Source records:
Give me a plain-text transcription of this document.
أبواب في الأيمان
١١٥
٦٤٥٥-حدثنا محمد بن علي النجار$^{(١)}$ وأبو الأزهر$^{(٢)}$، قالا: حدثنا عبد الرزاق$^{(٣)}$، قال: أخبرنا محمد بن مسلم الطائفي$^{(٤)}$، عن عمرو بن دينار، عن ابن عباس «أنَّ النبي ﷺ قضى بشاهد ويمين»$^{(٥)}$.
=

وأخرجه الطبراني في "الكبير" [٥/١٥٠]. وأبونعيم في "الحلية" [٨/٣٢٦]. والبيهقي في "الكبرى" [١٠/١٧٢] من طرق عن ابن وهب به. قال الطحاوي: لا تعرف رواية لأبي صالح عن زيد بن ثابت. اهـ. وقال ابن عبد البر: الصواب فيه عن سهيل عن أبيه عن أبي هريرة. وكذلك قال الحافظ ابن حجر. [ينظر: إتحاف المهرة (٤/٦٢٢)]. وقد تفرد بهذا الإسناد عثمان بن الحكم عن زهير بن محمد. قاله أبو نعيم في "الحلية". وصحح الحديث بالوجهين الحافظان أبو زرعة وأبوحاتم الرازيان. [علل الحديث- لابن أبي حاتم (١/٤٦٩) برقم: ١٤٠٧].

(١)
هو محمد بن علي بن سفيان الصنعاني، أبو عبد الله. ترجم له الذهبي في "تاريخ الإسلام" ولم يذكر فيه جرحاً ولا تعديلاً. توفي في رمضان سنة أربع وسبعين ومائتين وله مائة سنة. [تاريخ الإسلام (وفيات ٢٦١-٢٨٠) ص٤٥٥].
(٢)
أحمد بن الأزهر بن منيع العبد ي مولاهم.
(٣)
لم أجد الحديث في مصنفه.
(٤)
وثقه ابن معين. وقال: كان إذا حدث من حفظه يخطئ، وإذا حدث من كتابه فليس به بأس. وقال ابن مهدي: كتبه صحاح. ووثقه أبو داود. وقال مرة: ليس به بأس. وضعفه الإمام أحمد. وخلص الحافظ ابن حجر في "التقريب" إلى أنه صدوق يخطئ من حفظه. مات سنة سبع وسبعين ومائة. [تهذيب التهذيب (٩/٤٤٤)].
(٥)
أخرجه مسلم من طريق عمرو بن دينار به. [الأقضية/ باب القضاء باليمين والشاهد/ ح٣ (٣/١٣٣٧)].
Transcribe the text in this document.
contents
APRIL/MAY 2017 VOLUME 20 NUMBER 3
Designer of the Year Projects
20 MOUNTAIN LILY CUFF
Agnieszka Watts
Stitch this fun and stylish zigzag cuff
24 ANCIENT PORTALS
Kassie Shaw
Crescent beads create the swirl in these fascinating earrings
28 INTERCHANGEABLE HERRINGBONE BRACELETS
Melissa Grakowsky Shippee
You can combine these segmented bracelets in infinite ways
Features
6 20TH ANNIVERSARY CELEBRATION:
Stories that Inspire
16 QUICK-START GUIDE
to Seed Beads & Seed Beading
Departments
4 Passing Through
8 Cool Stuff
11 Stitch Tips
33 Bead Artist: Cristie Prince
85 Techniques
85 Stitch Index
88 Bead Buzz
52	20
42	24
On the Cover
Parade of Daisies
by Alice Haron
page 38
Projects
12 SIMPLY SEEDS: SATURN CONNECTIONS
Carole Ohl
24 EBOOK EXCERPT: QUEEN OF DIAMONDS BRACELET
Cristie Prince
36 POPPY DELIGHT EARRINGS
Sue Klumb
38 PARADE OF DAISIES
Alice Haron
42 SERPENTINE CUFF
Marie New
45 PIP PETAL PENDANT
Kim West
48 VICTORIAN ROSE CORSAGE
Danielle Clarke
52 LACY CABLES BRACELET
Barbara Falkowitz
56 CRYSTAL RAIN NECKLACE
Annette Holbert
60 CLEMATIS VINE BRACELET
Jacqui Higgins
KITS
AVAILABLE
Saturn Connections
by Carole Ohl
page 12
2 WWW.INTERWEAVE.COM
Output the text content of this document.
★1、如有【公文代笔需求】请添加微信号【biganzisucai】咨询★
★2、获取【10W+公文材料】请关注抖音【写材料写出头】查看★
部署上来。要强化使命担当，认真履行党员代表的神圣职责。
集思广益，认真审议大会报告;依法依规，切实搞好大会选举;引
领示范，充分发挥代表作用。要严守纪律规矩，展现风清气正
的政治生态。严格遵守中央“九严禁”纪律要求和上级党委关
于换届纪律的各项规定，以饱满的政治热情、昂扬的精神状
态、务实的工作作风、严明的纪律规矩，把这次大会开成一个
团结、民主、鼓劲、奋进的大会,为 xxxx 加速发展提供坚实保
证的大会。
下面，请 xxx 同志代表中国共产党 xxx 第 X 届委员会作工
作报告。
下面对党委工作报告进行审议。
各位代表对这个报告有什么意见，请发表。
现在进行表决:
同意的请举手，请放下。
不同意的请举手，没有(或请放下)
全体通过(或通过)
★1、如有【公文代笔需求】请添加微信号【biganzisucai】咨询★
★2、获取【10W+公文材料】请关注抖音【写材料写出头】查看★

TO DO:
In the listing above, locate each line with "عمرو" and copy it.

EXERCISE RESPONSE:
٦٤٥٥-حدثنا محمد بن علي النجار$^{(١)}$ وأبو الأزهر$^{(٢)}$، قالا: حدثنا عبد الرزاق$^{(٣)}$، قال: أخبرنا محمد بن مسلم الطائفي$^{(٤)}$، عن عمرو بن دينار، عن ابن عباس «أنَّ النبي ﷺ قضى بشاهد ويمين»$^{(٥)}$.
أخرجه مسلم من طريق عمرو بن دينار به. [الأقضية/ باب القضاء باليمين والشاهد/ ح٣ (٣/١٣٣٧)].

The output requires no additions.